Exercise
For each line below, check whether "eliminar" is present. Report how many lines have it, nothing else.

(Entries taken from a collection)
----
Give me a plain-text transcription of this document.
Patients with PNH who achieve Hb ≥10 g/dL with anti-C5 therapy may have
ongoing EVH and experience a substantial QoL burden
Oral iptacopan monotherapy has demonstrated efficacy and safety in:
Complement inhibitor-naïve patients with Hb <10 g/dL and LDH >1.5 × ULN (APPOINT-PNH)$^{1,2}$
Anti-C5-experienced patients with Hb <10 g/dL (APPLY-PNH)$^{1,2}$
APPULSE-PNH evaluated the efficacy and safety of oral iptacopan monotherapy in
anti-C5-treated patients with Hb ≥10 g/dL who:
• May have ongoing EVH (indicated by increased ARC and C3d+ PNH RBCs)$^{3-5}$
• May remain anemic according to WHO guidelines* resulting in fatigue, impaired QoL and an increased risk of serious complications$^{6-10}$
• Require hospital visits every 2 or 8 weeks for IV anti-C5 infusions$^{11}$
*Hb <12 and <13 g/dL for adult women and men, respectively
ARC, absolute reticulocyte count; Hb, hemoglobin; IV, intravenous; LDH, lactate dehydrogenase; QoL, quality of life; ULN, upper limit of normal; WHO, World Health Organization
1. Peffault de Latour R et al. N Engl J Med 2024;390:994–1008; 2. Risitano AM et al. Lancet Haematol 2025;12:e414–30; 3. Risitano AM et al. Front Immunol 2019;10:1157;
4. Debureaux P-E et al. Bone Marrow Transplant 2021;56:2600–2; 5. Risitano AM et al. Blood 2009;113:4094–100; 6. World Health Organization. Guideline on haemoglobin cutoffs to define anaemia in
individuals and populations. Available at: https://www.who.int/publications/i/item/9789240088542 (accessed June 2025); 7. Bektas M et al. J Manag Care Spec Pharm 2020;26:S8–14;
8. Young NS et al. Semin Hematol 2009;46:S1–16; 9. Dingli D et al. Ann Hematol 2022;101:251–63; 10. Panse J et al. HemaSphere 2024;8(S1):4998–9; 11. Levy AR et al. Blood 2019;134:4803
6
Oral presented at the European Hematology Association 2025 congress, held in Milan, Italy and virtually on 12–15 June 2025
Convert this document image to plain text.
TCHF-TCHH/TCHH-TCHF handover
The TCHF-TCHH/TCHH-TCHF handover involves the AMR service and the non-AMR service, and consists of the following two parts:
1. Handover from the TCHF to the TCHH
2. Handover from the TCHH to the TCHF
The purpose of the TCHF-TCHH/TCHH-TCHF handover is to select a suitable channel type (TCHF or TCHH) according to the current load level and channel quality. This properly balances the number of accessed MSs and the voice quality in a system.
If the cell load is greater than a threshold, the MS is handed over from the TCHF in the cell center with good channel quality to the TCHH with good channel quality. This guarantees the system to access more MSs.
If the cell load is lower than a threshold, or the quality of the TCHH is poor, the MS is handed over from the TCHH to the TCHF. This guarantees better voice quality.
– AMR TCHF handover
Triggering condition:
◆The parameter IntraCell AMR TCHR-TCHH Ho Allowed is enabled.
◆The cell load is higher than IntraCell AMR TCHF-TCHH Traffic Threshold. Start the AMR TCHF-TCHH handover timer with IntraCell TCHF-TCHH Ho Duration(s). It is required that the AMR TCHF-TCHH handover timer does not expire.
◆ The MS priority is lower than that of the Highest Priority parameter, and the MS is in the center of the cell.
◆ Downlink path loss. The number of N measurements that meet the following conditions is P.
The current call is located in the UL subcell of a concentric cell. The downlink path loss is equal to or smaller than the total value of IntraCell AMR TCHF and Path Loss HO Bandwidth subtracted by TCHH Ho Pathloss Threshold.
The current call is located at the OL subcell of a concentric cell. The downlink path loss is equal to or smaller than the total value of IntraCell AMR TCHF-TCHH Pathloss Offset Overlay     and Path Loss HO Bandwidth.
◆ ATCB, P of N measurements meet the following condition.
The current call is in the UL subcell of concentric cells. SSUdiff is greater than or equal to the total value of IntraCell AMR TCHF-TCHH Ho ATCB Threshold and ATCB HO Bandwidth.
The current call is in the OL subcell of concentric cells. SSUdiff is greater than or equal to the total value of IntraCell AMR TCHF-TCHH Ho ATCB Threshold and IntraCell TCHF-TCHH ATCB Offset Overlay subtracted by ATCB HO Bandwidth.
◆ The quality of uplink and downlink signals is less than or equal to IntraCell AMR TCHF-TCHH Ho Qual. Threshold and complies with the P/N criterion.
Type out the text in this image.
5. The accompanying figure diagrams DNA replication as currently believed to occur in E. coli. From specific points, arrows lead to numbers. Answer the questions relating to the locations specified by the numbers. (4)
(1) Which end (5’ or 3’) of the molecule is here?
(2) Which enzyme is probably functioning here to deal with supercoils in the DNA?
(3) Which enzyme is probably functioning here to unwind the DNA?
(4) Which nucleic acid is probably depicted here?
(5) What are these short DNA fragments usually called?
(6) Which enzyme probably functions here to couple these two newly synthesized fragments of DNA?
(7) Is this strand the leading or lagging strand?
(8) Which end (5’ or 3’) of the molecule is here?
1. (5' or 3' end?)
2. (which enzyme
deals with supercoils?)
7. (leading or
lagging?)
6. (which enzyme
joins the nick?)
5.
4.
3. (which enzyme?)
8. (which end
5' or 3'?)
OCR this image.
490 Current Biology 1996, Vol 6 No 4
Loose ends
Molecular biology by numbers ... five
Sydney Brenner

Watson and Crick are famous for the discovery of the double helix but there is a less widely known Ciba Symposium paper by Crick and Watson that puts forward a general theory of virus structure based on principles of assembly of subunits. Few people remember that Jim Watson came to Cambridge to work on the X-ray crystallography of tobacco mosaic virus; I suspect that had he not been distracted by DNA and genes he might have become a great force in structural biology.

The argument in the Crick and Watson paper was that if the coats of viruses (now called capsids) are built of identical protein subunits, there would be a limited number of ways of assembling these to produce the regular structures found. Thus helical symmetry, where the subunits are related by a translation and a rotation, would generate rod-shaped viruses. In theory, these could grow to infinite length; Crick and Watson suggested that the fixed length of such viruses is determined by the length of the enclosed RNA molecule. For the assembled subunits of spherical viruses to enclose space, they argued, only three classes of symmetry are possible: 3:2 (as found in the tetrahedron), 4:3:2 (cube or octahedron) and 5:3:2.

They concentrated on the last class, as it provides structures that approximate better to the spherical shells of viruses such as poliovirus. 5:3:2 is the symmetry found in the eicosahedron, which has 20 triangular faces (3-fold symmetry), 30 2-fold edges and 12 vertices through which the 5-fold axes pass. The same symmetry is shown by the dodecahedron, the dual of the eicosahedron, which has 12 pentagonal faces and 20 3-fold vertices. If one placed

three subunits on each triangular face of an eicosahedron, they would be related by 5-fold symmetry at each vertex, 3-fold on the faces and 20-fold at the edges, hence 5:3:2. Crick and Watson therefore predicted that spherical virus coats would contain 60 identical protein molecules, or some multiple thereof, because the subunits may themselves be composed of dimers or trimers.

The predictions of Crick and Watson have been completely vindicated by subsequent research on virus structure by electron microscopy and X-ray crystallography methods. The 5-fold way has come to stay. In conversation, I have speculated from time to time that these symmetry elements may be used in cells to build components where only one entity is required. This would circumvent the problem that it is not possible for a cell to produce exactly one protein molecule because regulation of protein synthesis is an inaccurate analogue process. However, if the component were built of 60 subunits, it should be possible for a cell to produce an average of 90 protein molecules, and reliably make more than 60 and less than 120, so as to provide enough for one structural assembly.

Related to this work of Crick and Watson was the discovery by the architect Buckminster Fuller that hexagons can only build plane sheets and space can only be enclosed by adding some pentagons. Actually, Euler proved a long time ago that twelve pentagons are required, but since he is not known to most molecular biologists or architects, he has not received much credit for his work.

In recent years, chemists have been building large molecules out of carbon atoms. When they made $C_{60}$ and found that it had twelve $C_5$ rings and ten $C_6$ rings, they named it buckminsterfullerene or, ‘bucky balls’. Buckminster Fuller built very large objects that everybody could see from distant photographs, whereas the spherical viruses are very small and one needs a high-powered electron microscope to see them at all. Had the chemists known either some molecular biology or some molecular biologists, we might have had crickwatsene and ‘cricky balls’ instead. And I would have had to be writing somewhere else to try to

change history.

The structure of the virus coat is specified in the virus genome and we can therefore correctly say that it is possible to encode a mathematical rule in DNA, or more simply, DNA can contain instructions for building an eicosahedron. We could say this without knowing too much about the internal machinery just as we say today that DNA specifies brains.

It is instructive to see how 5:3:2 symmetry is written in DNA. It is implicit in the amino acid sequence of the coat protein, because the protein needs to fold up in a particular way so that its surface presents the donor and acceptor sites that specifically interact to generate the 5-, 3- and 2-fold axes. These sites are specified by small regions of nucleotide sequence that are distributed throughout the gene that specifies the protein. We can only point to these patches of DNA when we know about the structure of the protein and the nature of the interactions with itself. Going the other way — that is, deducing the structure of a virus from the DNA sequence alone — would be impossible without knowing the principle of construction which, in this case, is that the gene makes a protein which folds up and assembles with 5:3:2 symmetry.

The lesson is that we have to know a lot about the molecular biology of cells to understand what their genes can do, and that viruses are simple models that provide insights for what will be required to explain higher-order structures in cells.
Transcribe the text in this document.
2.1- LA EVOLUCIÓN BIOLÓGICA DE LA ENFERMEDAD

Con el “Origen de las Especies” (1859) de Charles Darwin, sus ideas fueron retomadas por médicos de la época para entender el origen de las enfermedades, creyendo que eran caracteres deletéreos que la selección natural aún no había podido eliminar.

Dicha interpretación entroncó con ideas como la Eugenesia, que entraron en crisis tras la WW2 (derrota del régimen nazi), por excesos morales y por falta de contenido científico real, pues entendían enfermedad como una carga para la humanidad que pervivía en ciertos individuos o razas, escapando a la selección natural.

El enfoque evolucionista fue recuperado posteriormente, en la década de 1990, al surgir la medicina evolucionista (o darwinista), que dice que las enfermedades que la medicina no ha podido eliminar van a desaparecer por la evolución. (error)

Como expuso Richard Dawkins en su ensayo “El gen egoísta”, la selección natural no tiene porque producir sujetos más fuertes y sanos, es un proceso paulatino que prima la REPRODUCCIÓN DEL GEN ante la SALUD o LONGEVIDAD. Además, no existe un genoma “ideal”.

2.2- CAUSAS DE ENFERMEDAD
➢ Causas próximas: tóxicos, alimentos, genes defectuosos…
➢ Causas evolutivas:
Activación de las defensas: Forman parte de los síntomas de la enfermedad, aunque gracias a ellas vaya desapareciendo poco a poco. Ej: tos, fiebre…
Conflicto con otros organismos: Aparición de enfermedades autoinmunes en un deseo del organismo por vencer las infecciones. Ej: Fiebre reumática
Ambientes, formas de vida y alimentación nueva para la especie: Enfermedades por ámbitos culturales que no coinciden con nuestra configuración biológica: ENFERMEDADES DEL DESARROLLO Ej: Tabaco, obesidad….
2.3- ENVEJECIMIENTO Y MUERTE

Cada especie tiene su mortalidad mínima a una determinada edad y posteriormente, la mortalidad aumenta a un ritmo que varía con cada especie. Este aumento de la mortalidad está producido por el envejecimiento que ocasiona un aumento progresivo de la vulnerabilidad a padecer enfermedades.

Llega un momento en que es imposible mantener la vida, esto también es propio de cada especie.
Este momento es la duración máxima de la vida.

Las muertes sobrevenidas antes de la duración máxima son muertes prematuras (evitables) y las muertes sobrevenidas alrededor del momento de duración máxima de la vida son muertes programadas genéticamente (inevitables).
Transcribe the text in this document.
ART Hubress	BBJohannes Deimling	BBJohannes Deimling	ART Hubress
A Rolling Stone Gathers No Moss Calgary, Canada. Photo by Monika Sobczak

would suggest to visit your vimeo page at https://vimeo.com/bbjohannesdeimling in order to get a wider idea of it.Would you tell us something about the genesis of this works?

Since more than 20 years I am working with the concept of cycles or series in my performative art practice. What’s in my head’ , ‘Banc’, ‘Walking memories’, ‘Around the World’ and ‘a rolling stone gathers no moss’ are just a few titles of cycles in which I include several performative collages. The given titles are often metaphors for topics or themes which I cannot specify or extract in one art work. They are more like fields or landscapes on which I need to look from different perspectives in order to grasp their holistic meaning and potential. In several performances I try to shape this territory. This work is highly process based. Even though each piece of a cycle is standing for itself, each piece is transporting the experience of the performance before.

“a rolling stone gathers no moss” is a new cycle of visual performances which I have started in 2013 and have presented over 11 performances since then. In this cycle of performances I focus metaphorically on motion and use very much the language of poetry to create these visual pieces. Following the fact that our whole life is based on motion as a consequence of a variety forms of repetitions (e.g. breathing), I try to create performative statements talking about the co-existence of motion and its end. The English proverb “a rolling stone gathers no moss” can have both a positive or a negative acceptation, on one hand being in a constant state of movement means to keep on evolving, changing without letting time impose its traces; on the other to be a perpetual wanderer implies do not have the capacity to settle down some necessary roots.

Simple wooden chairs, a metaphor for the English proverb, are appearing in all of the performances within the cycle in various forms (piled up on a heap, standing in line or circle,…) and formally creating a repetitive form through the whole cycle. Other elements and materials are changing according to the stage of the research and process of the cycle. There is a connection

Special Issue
----
Final answer
2